--- START Exercise materials ---
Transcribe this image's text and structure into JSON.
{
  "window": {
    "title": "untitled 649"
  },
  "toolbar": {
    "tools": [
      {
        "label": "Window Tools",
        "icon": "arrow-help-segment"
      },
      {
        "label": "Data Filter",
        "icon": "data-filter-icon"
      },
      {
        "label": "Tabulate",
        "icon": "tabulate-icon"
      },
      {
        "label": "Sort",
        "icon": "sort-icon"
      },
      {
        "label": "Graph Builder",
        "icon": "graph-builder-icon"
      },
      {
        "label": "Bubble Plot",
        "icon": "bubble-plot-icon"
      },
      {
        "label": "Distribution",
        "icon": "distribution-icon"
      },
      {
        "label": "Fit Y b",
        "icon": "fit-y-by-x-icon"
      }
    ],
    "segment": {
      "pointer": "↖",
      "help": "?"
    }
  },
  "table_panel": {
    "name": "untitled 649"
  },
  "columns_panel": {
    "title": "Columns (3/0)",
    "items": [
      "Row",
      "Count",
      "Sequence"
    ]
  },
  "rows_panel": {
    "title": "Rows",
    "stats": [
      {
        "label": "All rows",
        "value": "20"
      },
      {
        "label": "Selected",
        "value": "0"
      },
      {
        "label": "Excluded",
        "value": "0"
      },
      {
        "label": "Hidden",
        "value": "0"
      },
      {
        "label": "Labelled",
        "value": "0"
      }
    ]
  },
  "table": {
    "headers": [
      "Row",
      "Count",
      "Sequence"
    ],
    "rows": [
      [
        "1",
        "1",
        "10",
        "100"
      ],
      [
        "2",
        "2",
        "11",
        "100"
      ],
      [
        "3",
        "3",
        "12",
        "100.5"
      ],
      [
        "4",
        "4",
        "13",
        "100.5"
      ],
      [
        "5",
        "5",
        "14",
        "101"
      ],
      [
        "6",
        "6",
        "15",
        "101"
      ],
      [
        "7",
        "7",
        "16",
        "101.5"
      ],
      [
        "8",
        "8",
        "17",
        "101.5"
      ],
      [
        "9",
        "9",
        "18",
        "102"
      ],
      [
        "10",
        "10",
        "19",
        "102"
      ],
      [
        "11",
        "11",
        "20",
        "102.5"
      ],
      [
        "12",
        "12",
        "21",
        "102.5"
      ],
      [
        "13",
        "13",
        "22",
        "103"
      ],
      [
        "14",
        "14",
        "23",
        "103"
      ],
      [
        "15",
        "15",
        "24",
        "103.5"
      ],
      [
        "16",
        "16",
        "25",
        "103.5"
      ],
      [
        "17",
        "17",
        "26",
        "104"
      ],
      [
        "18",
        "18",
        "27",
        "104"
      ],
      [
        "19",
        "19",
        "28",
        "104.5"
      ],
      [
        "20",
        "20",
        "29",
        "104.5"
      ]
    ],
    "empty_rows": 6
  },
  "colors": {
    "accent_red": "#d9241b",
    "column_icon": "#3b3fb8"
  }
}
--- END Exercise materials ---
• Written problem: Show the lines of the data that hold the word "untitled".

• Exercise answer:
    "title": "untitled 649"
    "name": "untitled 649"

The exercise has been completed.